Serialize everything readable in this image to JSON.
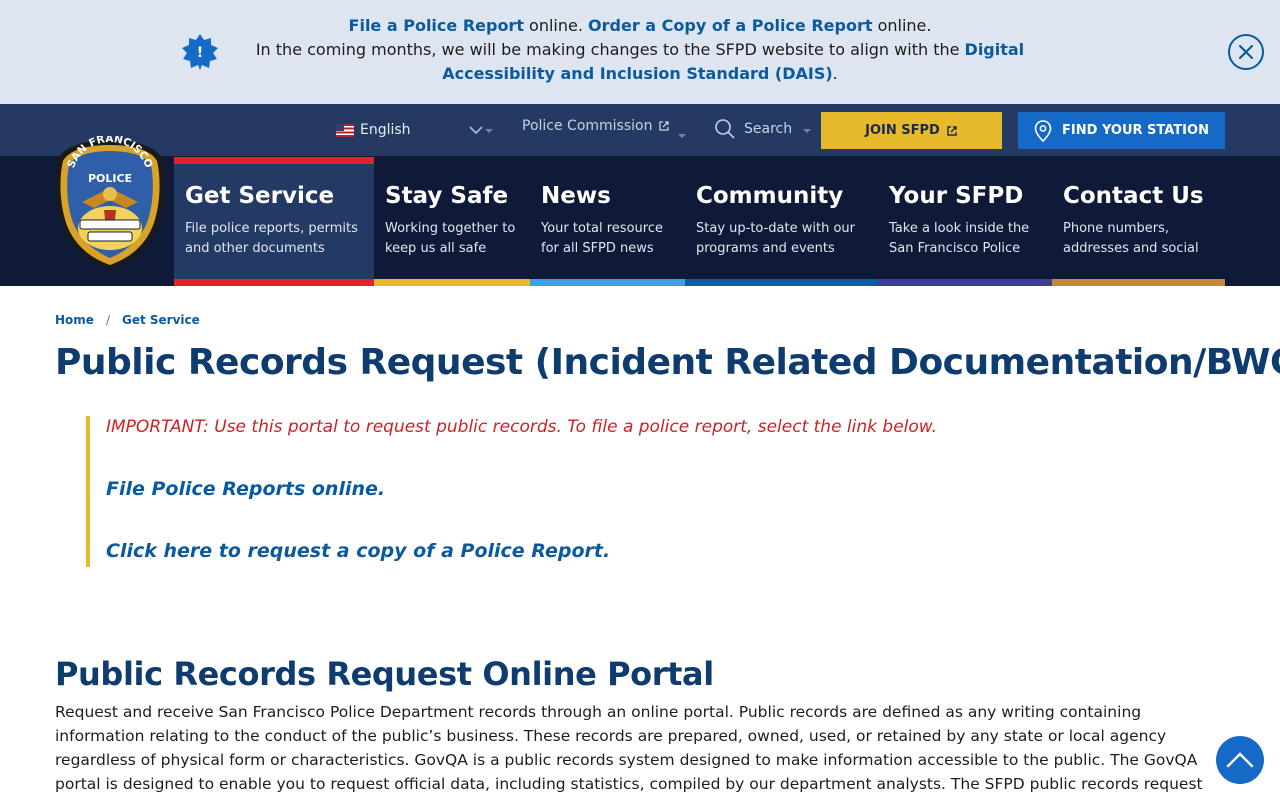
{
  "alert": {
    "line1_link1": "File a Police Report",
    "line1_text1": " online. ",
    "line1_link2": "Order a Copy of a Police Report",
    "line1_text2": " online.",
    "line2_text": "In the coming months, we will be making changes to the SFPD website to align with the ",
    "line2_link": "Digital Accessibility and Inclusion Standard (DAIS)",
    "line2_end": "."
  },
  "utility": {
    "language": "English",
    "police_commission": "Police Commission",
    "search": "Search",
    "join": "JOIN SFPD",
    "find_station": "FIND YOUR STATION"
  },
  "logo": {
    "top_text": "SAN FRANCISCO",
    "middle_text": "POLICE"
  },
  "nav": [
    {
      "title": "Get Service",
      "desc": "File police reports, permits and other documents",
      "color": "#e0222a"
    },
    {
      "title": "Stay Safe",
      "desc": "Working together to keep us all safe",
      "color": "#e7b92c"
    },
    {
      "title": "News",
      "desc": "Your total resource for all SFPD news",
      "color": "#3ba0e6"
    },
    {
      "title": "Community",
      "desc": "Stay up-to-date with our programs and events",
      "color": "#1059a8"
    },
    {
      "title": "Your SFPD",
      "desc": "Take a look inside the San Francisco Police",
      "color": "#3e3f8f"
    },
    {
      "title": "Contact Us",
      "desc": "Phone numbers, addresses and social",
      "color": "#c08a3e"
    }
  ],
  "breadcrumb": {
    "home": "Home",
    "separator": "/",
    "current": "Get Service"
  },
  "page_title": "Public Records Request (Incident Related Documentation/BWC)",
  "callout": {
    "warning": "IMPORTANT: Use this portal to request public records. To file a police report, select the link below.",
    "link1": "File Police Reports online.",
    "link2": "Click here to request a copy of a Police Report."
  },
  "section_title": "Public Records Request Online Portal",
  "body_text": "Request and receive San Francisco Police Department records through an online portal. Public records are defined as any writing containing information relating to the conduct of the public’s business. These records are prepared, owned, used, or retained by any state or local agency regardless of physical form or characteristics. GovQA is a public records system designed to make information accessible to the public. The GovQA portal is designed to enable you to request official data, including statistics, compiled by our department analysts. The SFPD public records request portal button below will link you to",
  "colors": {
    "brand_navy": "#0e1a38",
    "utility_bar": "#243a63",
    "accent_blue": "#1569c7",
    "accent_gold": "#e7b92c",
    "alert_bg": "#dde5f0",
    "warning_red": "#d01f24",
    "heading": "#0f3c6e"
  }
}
________________________________________
> **TASK REQUIREMENTS**
Leaving out the pictures, repeat the data above exactly.

> **TASK RESULT**
Serialize everything readable in this image to JSON.
{
  "alert": {
    "line1_link1": "File a Police Report",
    "line1_text1": " online. ",
    "line1_link2": "Order a Copy of a Police Report",
    "line1_text2": " online.",
    "line2_text": "In the coming months, we will be making changes to the SFPD website to align with the ",
    "line2_link": "Digital Accessibility and Inclusion Standard (DAIS)",
    "line2_end": "."
  },
  "utility": {
    "language": "English",
    "police_commission": "Police Commission",
    "search": "Search",
    "join": "JOIN SFPD",
    "find_station": "FIND YOUR STATION"
  },
  "logo": {
    "top_text": "SAN FRANCISCO",
    "middle_text": "POLICE"
  },
  "nav": [
    {
      "title": "Get Service",
      "desc": "File police reports, permits and other documents",
      "color": "#e0222a"
    },
    {
      "title": "Stay Safe",
      "desc": "Working together to keep us all safe",
      "color": "#e7b92c"
    },
    {
      "title": "News",
      "desc": "Your total resource for all SFPD news",
      "color": "#3ba0e6"
    },
    {
      "title": "Community",
      "desc": "Stay up-to-date with our programs and events",
      "color": "#1059a8"
    },
    {
      "title": "Your SFPD",
      "desc": "Take a look inside the San Francisco Police",
      "color": "#3e3f8f"
    },
    {
      "title": "Contact Us",
      "desc": "Phone numbers, addresses and social",
      "color": "#c08a3e"
    }
  ],
  "breadcrumb": {
    "home": "Home",
    "separator": "/",
    "current": "Get Service"
  },
  "page_title": "Public Records Request (Incident Related Documentation/BWC)",
  "callout": {
    "warning": "IMPORTANT: Use this portal to request public records. To file a police report, select the link below.",
    "link1": "File Police Reports online.",
    "link2": "Click here to request a copy of a Police Report."
  },
  "section_title": "Public Records Request Online Portal",
  "body_text": "Request and receive San Francisco Police Department records through an online portal. Public records are defined as any writing containing information relating to the conduct of the public’s business. These records are prepared, owned, used, or retained by any state or local agency regardless of physical form or characteristics. GovQA is a public records system designed to make information accessible to the public. The GovQA portal is designed to enable you to request official data, including statistics, compiled by our department analysts. The SFPD public records request portal button below will link you to",
  "colors": {
    "brand_navy": "#0e1a38",
    "utility_bar": "#243a63",
    "accent_blue": "#1569c7",
    "accent_gold": "#e7b92c",
    "alert_bg": "#dde5f0",
    "warning_red": "#d01f24",
    "heading": "#0f3c6e"
  }
}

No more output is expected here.